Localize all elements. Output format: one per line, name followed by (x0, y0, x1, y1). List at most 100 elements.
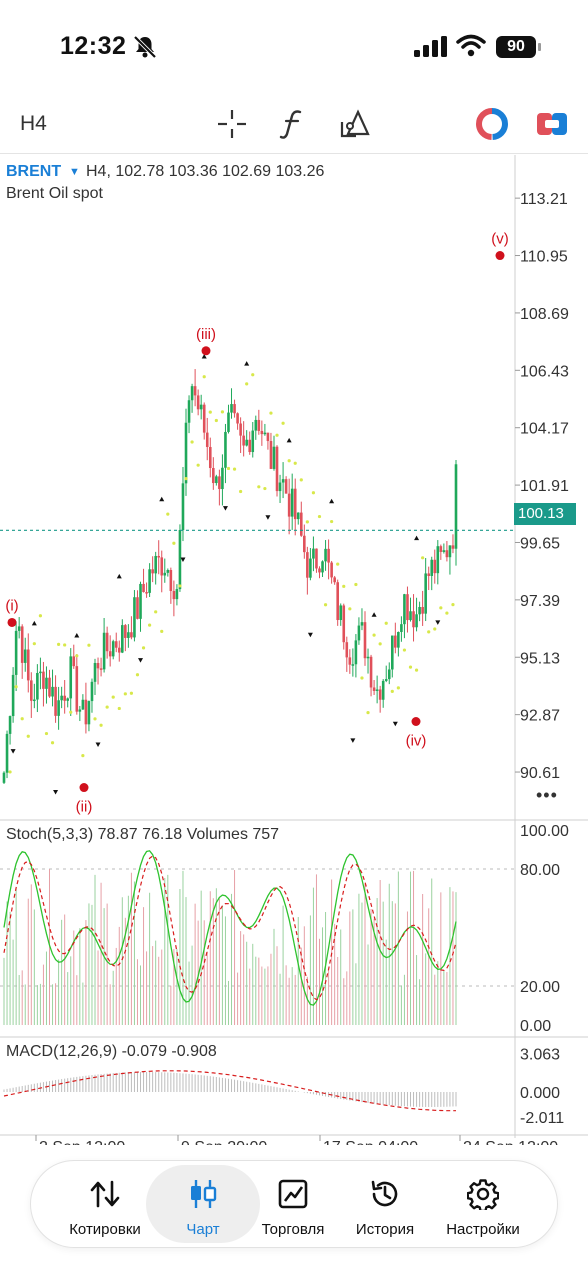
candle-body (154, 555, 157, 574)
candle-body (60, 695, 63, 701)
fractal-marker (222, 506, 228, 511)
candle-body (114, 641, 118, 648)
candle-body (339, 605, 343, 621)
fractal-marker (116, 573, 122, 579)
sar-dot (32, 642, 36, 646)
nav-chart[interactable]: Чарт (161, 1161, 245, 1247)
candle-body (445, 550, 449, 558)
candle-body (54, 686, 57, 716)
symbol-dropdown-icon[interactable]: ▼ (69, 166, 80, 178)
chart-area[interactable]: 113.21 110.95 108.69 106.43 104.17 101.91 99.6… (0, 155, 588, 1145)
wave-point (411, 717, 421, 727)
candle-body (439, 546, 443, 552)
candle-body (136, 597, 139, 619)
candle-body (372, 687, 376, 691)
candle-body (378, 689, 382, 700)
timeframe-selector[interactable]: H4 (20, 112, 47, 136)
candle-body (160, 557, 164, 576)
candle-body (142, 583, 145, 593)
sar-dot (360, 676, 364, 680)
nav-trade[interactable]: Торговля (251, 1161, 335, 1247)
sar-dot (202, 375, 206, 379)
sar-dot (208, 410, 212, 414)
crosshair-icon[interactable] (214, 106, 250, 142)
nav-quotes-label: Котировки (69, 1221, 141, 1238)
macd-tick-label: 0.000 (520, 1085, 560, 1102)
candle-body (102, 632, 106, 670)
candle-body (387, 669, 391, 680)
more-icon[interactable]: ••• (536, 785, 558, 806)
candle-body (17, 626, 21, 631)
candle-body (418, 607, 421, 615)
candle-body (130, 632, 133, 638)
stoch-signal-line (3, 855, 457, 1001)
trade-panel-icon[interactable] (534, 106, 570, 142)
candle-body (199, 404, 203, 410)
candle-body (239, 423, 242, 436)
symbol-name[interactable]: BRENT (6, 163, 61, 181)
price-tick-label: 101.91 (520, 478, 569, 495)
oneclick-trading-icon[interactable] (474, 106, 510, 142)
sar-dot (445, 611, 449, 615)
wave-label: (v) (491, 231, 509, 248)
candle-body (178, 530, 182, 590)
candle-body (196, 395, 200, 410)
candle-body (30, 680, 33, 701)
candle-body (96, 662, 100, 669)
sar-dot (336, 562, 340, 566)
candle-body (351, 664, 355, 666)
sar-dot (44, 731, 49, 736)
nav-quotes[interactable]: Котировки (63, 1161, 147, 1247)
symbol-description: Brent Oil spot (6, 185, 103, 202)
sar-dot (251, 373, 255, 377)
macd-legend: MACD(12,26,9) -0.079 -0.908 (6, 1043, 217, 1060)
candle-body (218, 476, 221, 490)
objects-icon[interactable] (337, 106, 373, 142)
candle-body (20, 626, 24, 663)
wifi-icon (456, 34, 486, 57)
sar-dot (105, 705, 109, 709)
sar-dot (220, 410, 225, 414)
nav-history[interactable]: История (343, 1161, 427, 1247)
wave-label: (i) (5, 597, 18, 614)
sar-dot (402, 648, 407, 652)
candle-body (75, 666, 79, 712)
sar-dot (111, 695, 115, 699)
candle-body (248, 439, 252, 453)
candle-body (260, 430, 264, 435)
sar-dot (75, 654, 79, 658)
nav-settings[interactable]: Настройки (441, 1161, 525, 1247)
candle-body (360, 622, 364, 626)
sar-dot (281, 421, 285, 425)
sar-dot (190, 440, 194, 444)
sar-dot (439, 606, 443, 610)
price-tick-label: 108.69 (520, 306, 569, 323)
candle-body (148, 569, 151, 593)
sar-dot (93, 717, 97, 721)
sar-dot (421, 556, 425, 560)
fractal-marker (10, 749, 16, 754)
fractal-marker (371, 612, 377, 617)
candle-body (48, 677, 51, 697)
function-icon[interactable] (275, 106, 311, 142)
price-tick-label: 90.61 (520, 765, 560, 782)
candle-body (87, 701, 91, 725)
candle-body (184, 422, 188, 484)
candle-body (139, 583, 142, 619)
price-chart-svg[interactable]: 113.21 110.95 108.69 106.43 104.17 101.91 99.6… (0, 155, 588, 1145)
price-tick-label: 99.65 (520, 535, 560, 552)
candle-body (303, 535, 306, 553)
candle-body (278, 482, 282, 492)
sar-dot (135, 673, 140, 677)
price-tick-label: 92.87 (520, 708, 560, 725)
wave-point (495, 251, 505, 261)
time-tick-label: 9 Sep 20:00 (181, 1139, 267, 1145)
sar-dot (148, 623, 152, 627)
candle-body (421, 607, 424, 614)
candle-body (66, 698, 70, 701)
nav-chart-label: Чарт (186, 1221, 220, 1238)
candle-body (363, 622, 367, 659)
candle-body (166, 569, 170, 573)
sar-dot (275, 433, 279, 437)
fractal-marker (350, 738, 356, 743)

*DIRECTIONS*:
Reproduce the records above line for line, without any change, and leave out the picture.

*RESPONSE TO THE TASK*:
Localize all elements. Output format: one per line, name followed by (x0, y0, x1, y1). List at most 100 elements.
candle-body (154, 555, 157, 574)
candle-body (60, 695, 63, 701)
fractal-marker (222, 506, 228, 511)
candle-body (114, 641, 118, 648)
candle-body (339, 605, 343, 621)
fractal-marker (116, 573, 122, 579)
sar-dot (32, 642, 36, 646)
nav-chart[interactable]: Чарт (161, 1161, 245, 1247)
candle-body (445, 550, 449, 558)
candle-body (54, 686, 57, 716)
symbol-dropdown-icon[interactable]: ▼ (69, 166, 80, 178)
chart-area[interactable]: 113.21 110.95 108.69 106.43 104.17 101.91 99.6… (0, 155, 588, 1145)
wave-point (411, 717, 421, 727)
candle-body (439, 546, 443, 552)
candle-body (136, 597, 139, 619)
candle-body (372, 687, 376, 691)
candle-body (378, 689, 382, 700)
timeframe-selector[interactable]: H4 (20, 112, 47, 136)
candle-body (160, 557, 164, 576)
candle-body (142, 583, 145, 593)
sar-dot (360, 676, 364, 680)
nav-trade[interactable]: Торговля (251, 1161, 335, 1247)
sar-dot (202, 375, 206, 379)
sar-dot (208, 410, 212, 414)
crosshair-icon[interactable] (214, 106, 250, 142)
nav-quotes-label: Котировки (69, 1221, 141, 1238)
macd-tick-label: 0.000 (520, 1085, 560, 1102)
candle-body (102, 632, 106, 670)
candle-body (387, 669, 391, 680)
more-icon[interactable]: ••• (536, 785, 558, 806)
candle-body (17, 626, 21, 631)
candle-body (418, 607, 421, 615)
candle-body (130, 632, 133, 638)
stoch-signal-line (3, 855, 457, 1001)
trade-panel-icon[interactable] (534, 106, 570, 142)
candle-body (199, 404, 203, 410)
candle-body (239, 423, 242, 436)
symbol-name[interactable]: BRENT (6, 163, 61, 181)
price-tick-label: 101.91 (520, 478, 569, 495)
oneclick-trading-icon[interactable] (474, 106, 510, 142)
sar-dot (445, 611, 449, 615)
wave-label: (v) (491, 231, 509, 248)
candle-body (178, 530, 182, 590)
candle-body (196, 395, 200, 410)
candle-body (30, 680, 33, 701)
candle-body (96, 662, 100, 669)
sar-dot (336, 562, 340, 566)
candle-body (351, 664, 355, 666)
sar-dot (44, 731, 49, 736)
nav-quotes[interactable]: Котировки (63, 1161, 147, 1247)
symbol-description: Brent Oil spot (6, 185, 103, 202)
sar-dot (251, 373, 255, 377)
macd-legend: MACD(12,26,9) -0.079 -0.908 (6, 1043, 217, 1060)
candle-body (218, 476, 221, 490)
objects-icon[interactable] (337, 106, 373, 142)
candle-body (20, 626, 24, 663)
wifi-icon (456, 34, 486, 57)
sar-dot (105, 705, 109, 709)
sar-dot (220, 410, 225, 414)
nav-history[interactable]: История (343, 1161, 427, 1247)
wave-label: (i) (5, 597, 18, 614)
sar-dot (402, 648, 407, 652)
candle-body (75, 666, 79, 712)
sar-dot (111, 695, 115, 699)
candle-body (248, 439, 252, 453)
candle-body (260, 430, 264, 435)
sar-dot (75, 654, 79, 658)
nav-settings[interactable]: Настройки (441, 1161, 525, 1247)
candle-body (360, 622, 364, 626)
sar-dot (281, 421, 285, 425)
sar-dot (190, 440, 194, 444)
sar-dot (439, 606, 443, 610)
price-tick-label: 108.69 (520, 306, 569, 323)
candle-body (148, 569, 151, 593)
sar-dot (93, 717, 97, 721)
sar-dot (421, 556, 425, 560)
fractal-marker (10, 749, 16, 754)
fractal-marker (371, 612, 377, 617)
candle-body (48, 677, 51, 697)
function-icon[interactable] (275, 106, 311, 142)
price-tick-label: 90.61 (520, 765, 560, 782)
candle-body (87, 701, 91, 725)
candle-body (184, 422, 188, 484)
candle-body (139, 583, 142, 619)
price-chart-svg[interactable]: 113.21 110.95 108.69 106.43 104.17 101.91 99.6… (0, 155, 588, 1145)
price-tick-label: 99.65 (520, 535, 560, 552)
candle-body (303, 535, 306, 553)
candle-body (278, 482, 282, 492)
sar-dot (135, 673, 140, 677)
price-tick-label: 92.87 (520, 708, 560, 725)
wave-point (495, 251, 505, 261)
time-tick-label: 9 Sep 20:00 (181, 1139, 267, 1145)
sar-dot (148, 623, 152, 627)
candle-body (421, 607, 424, 614)
candle-body (66, 698, 70, 701)
nav-chart-label: Чарт (186, 1221, 220, 1238)
candle-body (363, 622, 367, 659)
candle-body (166, 569, 170, 573)
sar-dot (275, 433, 279, 437)
fractal-marker (350, 738, 356, 743)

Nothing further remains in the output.